[[ STUDY MATERIAL, beginning ]]

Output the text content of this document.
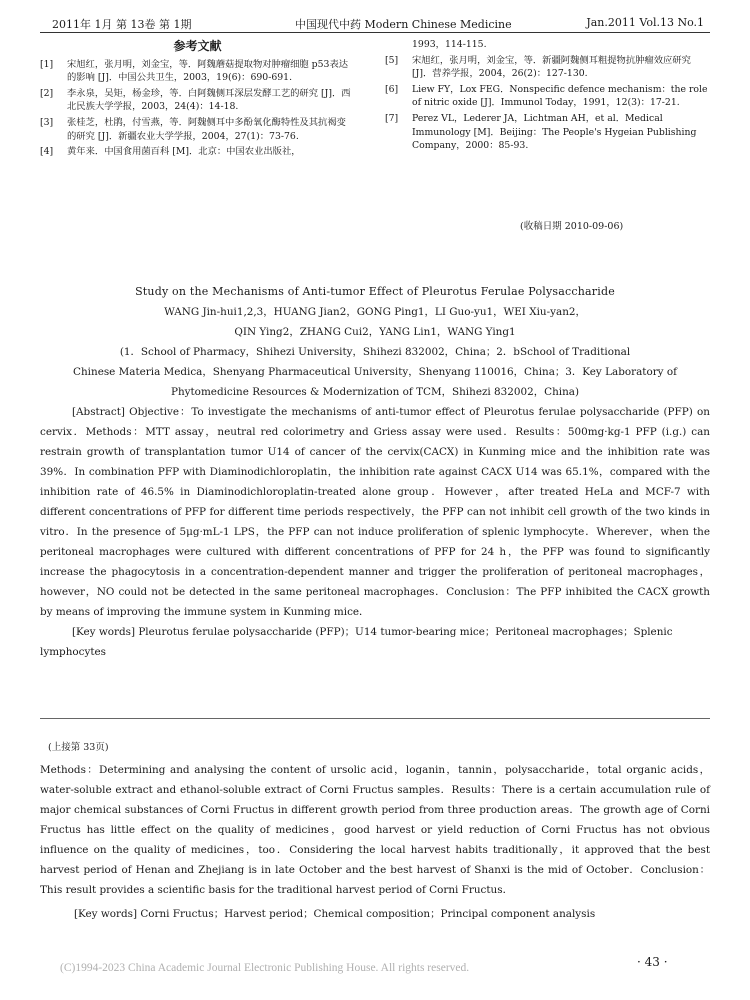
2011年 1月 第 13卷 第 1期	中国现代中药 Modern Chinese Medicine	Jan.2011 Vol.13 No.1
参考文献
[1] 宋旭红，张月明，刘金宝，等．阿魏蘑菇提取物对肿瘤细胞 p53表达的影响 [J]．中国公共卫生，2003，19(6)：690-691.
[2] 李永泉，吴矩，杨金珍，等．白阿魏侧耳深层发酵工艺的研究 [J]．西北民族大学学报，2003，24(4)：14-18.
[3] 张桂芝，杜鹃，付雪燕，等．阿魏侧耳中多酚氧化酶特性及其抗褐变的研究 [J]．新疆农业大学学报，2004，27(1)：73-76.
[4] 黄年来．中国食用菌百科 [M]．北京：中国农业出版社，
1993，114-115.
[5] 宋旭红，张月明，刘金宝，等．新疆阿魏侧耳粗提物抗肿瘤效应研究 [J]．营养学报，2004，26(2)：127-130.
[6] Liew FY，Lox FEG．Nonspecific defence mechanism：the role of nitric oxide [J]．Immunol Today，1991，12(3)：17-21.
[7] Perez VL，Lederer JA，Lichtman AH，et al．Medical Immunology [M]．Beijing：The People's Hygeian Publishing Company，2000：85-93.
(收稿日期 2010-09-06)

Study on the Mechanisms of Anti-tumor Effect of Pleurotus Ferulae Polysaccharide

WANG Jin-hui1,2,3，HUANG Jian2，GONG Ping1，LI Guo-yu1，WEI Xiu-yan2，

QIN Ying2，ZHANG Cui2，YANG Lin1，WANG Ying1

(1．School of Pharmacy，Shihezi University，Shihezi 832002，China；2．bSchool of Traditional

Chinese Materia Medica，Shenyang Pharmaceutical University，Shenyang 110016，China；3．Key Laboratory of

Phytomedicine Resources & Modernization of TCM，Shihezi 832002，China)

[Abstract] Objective：To investigate the mechanisms of anti-tumor effect of Pleurotus ferulae polysaccharide (PFP) on cervix．Methods：MTT assay，neutral red colorimetry and Griess assay were used．Results：500mg·kg-1 PFP (i.g.) can restrain growth of transplantation tumor U14 of cancer of the cervix(CACX) in Kunming mice and the inhibition rate was 39%．In combination PFP with Diaminodichloroplatin，the inhibition rate against CACX U14 was 65.1%，compared with the inhibition rate of 46.5% in Diaminodichloroplatin-treated alone group．However，after treated HeLa and MCF-7 with different concentrations of PFP for different time periods respectively，the PFP can not inhibit cell growth of the two kinds in vitro．In the presence of 5μg·mL-1 LPS，the PFP can not induce proliferation of splenic lymphocyte．Wherever，when the peritoneal macrophages were cultured with different concentrations of PFP for 24 h，the PFP was found to significantly increase the phagocytosis in a concentration-dependent manner and trigger the proliferation of peritoneal macrophages，however，NO could not be detected in the same peritoneal macrophages．Conclusion：The PFP inhibited the CACX growth by means of improving the immune system in Kunming mice．

[Key words] Pleurotus ferulae polysaccharide (PFP)；U14 tumor-bearing mice；Peritoneal macrophages；Splenic lymphocytes

(上接第 33页)

Methods：Determining and analysing the content of ursolic acid，loganin，tannin，polysaccharide，total organic acids，water-soluble extract and ethanol-soluble extract of Corni Fructus samples．Results：There is a certain accumulation rule of major chemical substances of Corni Fructus in different growth period from three production areas．The growth age of Corni Fructus has little effect on the quality of medicines，good harvest or yield reduction of Corni Fructus has not obvious influence on the quality of medicines，too．Considering the local harvest habits traditionally，it approved that the best harvest period of Henan and Zhejiang is in late October and the best harvest of Shanxi is the mid of October．Conclusion：This result provides a scientific basis for the traditional harvest period of Corni Fructus．

[Key words] Corni Fructus；Harvest period；Chemical composition；Principal component analysis

(C)1994-2023 China Academic Journal Electronic Publishing House. All rights reserved.	· 43 ·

[[ STUDY MATERIAL, end ]]

### [TASK INSTRUCTIONS]
How many of the lines in the records include the word "Chinese"? Only the number should be given.

### [TASK RESPONSE]
2